## Data section
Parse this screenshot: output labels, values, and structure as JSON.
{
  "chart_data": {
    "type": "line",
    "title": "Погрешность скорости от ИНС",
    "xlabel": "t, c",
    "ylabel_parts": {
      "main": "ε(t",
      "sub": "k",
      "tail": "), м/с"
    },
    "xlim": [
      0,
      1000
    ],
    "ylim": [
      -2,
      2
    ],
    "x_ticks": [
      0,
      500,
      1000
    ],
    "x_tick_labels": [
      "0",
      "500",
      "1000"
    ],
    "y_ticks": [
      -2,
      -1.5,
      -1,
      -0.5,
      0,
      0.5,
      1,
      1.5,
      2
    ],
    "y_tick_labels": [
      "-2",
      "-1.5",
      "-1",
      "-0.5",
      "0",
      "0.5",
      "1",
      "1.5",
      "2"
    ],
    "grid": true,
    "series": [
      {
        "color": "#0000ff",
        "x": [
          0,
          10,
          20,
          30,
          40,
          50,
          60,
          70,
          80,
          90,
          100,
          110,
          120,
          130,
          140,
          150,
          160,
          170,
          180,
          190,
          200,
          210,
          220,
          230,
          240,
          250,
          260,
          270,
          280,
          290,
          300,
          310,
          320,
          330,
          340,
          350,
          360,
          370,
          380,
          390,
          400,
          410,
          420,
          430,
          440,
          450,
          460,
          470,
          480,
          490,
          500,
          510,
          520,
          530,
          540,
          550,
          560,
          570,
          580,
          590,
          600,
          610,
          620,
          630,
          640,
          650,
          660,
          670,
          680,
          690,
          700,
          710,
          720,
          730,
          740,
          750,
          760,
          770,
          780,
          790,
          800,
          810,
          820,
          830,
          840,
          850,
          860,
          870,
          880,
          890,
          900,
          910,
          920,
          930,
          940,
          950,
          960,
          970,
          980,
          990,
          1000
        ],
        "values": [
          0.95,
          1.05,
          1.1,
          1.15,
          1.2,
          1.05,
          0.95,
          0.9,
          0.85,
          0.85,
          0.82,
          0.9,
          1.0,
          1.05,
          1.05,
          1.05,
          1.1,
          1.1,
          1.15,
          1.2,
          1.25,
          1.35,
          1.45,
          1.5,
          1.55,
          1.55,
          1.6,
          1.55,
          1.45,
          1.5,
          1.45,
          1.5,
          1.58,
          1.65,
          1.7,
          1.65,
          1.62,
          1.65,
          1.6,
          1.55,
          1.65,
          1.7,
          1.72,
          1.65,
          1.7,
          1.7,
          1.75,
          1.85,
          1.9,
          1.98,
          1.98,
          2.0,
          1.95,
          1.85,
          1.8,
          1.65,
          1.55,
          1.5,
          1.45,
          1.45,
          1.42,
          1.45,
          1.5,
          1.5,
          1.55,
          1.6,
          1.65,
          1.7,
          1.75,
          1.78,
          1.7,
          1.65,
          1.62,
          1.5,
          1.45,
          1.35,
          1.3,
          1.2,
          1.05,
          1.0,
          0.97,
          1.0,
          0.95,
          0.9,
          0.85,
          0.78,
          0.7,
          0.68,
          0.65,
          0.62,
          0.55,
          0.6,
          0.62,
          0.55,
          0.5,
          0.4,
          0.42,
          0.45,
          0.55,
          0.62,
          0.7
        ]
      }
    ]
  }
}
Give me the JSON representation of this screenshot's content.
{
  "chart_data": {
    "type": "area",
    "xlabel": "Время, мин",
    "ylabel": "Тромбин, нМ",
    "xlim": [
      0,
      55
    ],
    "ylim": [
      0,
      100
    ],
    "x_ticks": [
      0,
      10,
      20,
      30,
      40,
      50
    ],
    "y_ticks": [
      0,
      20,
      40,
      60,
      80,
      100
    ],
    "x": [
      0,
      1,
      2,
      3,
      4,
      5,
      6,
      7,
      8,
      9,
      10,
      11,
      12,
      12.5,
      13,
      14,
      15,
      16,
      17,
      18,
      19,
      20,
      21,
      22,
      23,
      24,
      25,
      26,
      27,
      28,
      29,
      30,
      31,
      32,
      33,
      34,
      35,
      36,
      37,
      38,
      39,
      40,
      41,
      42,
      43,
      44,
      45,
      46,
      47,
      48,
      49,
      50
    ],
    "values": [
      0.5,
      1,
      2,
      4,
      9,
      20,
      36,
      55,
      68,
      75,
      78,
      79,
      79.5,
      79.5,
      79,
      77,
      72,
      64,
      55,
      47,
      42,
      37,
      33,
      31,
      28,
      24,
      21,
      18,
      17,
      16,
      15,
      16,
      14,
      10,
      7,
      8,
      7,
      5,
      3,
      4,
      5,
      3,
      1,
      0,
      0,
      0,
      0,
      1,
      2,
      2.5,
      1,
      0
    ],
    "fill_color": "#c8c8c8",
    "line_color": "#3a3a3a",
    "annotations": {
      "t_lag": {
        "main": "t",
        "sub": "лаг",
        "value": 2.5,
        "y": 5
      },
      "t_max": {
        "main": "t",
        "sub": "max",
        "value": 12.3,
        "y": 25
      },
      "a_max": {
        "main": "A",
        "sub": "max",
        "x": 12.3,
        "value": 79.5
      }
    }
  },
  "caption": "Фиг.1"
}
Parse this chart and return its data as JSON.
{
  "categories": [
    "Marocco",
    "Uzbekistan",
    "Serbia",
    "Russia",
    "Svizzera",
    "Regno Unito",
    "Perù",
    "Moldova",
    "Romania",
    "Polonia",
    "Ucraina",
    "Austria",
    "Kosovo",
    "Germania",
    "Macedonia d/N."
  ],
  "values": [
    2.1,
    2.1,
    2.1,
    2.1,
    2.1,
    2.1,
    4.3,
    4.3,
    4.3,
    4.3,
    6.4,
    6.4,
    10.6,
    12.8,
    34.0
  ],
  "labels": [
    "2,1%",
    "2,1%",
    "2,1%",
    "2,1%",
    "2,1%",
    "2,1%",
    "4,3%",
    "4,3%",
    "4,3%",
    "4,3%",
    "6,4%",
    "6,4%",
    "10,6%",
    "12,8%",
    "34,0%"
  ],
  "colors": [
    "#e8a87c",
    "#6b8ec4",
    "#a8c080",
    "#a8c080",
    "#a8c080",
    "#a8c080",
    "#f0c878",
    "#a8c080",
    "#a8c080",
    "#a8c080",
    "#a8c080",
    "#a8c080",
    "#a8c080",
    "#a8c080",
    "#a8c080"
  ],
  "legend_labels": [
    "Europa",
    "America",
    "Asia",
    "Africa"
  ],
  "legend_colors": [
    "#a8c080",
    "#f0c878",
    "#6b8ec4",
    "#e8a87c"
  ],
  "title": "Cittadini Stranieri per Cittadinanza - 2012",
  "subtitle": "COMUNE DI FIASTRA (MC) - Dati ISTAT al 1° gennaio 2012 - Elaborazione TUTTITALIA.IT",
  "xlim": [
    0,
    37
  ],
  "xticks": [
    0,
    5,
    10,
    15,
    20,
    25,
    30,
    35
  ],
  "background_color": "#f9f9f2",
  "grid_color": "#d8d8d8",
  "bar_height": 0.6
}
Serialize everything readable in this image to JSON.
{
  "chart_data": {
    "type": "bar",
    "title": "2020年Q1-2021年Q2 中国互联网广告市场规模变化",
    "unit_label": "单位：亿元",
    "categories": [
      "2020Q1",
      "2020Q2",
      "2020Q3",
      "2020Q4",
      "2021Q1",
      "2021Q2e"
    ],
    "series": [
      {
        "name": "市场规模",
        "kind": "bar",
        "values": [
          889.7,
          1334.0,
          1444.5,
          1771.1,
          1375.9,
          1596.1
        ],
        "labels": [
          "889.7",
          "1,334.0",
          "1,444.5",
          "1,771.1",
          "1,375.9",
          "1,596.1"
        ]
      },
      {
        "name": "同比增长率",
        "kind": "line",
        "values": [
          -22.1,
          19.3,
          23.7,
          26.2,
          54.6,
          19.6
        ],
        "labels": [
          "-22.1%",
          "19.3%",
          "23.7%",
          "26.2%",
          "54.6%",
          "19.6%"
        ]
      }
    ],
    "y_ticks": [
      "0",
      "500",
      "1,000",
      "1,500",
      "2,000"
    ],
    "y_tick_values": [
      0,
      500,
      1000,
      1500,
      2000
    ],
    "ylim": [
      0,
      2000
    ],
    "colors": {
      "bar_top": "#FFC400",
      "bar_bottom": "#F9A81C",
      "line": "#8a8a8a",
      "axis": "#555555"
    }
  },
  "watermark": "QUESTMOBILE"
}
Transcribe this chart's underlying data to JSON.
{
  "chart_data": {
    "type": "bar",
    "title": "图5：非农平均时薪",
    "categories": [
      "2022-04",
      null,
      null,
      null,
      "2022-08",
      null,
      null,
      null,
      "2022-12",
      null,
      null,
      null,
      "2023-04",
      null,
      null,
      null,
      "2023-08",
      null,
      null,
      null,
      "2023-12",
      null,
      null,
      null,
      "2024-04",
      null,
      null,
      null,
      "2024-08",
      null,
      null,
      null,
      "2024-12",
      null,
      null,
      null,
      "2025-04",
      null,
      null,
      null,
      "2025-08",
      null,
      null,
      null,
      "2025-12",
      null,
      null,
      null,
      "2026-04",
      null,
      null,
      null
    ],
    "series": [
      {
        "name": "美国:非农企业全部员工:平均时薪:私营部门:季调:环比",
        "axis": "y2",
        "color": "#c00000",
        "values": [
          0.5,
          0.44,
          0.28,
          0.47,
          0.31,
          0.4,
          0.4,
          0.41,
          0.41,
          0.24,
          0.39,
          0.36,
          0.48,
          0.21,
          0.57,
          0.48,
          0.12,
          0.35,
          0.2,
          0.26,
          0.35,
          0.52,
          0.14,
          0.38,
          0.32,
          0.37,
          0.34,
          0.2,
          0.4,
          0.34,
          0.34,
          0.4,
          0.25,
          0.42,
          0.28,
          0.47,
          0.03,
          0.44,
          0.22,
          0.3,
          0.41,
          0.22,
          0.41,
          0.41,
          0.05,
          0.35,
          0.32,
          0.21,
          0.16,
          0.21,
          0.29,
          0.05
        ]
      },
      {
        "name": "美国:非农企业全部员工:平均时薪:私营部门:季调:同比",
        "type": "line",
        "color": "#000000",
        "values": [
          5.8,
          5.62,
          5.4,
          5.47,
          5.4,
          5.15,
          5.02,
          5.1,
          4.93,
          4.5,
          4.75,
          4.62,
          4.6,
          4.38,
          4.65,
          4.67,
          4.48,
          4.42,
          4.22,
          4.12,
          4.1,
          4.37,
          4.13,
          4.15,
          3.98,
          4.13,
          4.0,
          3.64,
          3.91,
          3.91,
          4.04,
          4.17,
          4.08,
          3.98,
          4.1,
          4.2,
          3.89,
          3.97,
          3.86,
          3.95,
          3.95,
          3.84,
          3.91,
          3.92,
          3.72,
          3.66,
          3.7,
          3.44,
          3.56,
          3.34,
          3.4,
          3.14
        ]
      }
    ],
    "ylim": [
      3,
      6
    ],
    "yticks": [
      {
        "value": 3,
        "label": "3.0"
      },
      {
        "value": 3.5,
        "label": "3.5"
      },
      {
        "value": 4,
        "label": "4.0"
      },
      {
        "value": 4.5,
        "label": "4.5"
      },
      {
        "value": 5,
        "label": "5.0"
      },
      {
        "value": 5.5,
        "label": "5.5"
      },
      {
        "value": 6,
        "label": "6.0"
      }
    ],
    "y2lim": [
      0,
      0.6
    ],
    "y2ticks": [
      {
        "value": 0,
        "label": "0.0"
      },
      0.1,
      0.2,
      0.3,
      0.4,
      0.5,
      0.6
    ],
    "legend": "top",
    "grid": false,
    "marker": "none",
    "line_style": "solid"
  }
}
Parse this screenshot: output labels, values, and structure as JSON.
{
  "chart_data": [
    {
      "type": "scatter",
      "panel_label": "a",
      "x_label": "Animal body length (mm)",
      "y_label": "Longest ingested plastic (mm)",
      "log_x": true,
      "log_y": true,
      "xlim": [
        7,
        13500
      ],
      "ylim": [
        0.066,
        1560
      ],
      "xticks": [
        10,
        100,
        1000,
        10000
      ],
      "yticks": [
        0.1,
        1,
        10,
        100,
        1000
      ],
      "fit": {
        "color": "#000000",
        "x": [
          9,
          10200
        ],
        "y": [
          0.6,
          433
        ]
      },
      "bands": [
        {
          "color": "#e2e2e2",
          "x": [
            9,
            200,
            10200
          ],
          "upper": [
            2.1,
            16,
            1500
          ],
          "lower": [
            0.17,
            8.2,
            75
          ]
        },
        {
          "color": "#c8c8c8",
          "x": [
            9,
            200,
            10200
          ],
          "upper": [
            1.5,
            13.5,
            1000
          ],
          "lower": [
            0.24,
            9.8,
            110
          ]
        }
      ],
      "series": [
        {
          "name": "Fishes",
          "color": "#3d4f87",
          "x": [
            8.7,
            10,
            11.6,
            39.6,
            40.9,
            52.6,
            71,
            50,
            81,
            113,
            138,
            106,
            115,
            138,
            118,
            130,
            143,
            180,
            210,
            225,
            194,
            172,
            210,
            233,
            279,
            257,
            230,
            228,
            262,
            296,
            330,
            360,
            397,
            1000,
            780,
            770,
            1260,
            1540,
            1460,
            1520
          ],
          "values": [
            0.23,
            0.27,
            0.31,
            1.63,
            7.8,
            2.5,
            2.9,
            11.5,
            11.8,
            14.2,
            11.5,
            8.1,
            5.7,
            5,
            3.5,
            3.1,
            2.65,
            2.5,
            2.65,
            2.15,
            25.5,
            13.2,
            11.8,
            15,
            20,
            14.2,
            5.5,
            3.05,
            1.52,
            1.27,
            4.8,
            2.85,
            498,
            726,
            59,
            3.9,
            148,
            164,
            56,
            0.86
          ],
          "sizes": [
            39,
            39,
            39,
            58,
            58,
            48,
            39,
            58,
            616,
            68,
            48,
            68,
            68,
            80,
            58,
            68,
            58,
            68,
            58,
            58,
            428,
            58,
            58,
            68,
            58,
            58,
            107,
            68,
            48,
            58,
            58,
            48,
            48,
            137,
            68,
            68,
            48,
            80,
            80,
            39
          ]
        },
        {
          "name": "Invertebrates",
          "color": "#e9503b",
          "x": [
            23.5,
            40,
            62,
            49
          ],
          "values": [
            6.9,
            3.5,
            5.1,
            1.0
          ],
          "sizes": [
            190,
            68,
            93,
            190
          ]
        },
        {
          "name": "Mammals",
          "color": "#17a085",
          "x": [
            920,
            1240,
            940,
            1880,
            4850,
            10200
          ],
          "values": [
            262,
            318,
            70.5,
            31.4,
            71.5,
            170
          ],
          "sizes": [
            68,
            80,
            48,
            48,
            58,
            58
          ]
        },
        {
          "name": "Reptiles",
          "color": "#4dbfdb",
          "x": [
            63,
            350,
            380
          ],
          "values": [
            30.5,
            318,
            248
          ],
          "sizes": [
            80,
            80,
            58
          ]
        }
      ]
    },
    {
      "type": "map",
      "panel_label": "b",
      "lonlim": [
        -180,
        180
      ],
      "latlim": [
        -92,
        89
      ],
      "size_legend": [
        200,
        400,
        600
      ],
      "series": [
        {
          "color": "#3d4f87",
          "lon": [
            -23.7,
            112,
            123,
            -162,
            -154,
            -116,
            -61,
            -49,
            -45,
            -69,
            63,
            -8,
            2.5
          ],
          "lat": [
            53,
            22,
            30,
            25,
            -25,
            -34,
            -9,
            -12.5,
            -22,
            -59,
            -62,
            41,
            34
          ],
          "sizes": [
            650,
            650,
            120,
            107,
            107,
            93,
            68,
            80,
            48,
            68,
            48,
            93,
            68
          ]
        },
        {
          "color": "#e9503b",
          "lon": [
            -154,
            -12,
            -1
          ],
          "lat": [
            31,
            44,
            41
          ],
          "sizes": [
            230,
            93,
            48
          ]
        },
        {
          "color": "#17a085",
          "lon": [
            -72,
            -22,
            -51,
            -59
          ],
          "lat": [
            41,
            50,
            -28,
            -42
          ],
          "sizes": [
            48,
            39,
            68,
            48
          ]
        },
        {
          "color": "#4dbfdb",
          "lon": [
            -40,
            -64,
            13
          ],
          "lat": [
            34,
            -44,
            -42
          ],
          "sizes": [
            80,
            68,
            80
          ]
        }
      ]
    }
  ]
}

## What is needed
Copy each line of the entries that includes the word "type".

## Solution for this problem
    "type": "line",
    "type": "area",
    "type": "bar",
    "type": "bar",
        "type": "line",
      "type": "scatter",
      "type": "map",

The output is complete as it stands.